:: Task data ::

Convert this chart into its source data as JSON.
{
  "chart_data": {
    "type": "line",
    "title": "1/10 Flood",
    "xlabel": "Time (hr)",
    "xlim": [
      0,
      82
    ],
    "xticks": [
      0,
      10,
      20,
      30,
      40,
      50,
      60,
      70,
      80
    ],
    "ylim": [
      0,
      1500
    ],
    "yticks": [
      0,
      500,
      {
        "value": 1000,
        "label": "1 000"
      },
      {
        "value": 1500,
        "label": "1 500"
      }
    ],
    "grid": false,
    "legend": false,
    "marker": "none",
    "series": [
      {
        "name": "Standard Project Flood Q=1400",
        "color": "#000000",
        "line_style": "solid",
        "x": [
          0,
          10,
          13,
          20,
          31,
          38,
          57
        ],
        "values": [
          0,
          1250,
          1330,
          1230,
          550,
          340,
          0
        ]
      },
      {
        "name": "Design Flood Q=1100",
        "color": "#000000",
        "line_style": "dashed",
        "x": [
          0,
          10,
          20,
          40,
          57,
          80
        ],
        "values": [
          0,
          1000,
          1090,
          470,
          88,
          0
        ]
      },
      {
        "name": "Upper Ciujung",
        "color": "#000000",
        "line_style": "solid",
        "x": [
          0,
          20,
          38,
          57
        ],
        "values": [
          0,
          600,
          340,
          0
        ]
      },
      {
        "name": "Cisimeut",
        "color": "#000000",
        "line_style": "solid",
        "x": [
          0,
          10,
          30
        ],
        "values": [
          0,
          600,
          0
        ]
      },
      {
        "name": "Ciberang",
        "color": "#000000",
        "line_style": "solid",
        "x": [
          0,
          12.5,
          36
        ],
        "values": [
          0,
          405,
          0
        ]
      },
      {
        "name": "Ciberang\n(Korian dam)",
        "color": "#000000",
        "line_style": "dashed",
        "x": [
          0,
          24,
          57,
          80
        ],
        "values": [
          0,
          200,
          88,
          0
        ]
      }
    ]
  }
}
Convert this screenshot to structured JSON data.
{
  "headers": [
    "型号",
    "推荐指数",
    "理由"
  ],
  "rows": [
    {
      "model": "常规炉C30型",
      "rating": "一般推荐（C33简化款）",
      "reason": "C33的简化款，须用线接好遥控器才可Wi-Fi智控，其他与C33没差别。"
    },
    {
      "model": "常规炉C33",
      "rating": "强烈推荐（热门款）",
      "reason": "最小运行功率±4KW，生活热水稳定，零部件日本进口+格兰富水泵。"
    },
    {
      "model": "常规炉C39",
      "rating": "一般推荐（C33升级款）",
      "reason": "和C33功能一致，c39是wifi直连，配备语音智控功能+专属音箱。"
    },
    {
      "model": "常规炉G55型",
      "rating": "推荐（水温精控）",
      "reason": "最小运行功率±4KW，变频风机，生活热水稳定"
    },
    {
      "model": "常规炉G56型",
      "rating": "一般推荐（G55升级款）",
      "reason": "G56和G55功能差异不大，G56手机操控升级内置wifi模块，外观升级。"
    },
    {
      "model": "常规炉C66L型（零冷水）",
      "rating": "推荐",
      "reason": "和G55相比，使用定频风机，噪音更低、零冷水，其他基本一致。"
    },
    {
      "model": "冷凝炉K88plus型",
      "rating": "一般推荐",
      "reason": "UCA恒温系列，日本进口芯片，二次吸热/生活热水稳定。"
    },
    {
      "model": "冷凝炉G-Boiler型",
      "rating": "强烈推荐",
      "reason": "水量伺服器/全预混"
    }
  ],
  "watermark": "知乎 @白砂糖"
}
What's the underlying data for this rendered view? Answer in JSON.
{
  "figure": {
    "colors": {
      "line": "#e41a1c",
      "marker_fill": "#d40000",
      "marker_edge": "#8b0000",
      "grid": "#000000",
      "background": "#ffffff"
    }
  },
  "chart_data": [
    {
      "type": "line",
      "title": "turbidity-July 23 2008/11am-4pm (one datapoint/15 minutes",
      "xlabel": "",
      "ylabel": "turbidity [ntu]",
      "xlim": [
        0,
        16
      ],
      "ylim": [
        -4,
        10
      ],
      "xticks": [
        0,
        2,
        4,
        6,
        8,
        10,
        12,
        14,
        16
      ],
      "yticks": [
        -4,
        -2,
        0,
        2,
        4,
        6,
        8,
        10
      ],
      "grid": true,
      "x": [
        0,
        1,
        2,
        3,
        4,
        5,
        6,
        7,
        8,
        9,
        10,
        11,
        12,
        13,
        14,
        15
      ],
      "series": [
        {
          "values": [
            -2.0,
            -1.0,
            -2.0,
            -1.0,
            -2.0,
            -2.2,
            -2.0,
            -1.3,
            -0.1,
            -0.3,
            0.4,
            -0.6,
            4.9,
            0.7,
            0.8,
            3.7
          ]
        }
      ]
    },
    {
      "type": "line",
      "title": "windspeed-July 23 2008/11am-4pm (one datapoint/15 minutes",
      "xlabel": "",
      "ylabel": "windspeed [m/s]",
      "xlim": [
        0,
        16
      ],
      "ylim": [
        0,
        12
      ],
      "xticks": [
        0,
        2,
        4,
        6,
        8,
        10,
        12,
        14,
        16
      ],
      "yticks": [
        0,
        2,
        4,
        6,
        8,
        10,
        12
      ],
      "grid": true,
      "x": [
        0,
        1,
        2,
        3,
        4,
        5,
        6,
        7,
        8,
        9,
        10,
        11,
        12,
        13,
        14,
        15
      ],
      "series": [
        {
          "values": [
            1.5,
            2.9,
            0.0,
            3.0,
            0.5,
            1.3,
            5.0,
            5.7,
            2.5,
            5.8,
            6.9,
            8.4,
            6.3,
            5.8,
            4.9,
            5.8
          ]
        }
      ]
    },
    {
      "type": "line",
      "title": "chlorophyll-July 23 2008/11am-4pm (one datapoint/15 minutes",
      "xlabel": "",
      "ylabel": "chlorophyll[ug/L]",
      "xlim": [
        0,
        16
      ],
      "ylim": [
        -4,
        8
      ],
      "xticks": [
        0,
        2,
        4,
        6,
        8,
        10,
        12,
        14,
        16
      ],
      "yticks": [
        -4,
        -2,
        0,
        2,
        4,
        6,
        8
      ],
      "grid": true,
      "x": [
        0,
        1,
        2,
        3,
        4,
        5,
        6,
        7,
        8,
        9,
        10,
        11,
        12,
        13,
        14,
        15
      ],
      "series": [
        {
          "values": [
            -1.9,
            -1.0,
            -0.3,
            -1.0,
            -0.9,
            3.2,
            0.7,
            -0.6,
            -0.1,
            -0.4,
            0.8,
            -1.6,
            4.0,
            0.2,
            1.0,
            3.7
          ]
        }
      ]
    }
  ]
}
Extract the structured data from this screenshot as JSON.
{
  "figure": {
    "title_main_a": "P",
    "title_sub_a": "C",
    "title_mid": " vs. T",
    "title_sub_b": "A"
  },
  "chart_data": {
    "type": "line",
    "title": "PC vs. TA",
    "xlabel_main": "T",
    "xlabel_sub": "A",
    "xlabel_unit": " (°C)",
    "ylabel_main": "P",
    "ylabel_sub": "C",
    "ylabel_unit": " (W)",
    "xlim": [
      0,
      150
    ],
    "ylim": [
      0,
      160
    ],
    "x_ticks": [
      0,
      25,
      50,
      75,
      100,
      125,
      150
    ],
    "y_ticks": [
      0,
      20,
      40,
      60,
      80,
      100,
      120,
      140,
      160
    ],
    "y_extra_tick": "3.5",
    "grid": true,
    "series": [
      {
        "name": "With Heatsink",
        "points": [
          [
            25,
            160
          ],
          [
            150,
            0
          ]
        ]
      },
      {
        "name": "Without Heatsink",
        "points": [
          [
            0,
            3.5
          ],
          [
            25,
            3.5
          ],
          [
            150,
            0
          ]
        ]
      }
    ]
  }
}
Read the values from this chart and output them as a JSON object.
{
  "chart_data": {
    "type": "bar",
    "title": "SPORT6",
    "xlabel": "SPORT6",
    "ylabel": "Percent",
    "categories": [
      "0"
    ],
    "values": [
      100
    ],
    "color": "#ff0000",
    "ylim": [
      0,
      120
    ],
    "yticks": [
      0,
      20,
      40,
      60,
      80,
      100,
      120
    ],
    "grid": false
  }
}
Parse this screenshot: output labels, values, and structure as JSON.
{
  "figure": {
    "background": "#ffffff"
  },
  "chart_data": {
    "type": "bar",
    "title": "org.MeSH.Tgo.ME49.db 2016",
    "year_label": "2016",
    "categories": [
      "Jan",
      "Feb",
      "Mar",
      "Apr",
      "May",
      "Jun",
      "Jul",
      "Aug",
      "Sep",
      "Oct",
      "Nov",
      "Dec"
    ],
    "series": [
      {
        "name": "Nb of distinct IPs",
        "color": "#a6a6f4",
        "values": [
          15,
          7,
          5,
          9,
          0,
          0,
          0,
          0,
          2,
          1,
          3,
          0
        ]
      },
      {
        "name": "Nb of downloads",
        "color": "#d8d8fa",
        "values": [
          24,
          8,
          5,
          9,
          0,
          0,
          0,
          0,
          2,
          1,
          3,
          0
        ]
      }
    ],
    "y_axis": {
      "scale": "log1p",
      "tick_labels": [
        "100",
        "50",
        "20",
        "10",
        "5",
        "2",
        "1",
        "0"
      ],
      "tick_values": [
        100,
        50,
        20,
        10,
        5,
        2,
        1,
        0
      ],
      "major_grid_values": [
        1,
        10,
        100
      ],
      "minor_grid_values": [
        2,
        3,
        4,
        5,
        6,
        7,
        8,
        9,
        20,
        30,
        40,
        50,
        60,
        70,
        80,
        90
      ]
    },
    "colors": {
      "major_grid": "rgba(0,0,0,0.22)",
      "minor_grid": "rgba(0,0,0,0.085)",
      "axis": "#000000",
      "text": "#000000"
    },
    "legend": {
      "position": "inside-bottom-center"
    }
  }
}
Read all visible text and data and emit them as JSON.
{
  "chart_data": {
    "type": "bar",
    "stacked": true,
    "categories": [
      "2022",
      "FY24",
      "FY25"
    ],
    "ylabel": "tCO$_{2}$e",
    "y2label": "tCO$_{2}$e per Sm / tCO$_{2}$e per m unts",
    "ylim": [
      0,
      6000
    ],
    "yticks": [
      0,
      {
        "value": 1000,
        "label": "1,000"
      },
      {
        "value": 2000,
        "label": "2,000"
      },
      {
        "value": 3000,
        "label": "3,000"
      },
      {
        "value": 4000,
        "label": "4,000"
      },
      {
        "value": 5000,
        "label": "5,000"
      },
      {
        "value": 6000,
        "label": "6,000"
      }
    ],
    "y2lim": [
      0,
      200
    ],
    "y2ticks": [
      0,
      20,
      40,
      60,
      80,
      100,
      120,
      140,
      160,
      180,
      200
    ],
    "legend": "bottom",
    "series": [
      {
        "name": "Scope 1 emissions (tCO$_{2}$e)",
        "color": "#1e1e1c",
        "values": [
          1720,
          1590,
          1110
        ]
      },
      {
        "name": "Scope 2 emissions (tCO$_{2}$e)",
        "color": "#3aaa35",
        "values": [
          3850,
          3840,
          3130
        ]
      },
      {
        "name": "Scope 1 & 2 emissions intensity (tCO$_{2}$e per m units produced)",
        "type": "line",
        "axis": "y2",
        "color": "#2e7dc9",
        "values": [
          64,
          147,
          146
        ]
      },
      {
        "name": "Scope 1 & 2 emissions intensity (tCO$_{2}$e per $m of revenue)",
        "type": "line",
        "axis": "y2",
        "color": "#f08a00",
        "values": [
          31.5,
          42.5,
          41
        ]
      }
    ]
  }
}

:::

Copy out each line in the listing that has the word "JSON".

## Response
Convert this chart into its source data as JSON.
Convert this screenshot to structured JSON data.
What's the underlying data for this rendered view? Answer in JSON.
Extract the structured data from this screenshot as JSON.
Read the values from this chart and output them as a JSON object.
Parse this screenshot: output labels, values, and structure as JSON.
Read all visible text and data and emit them as JSON.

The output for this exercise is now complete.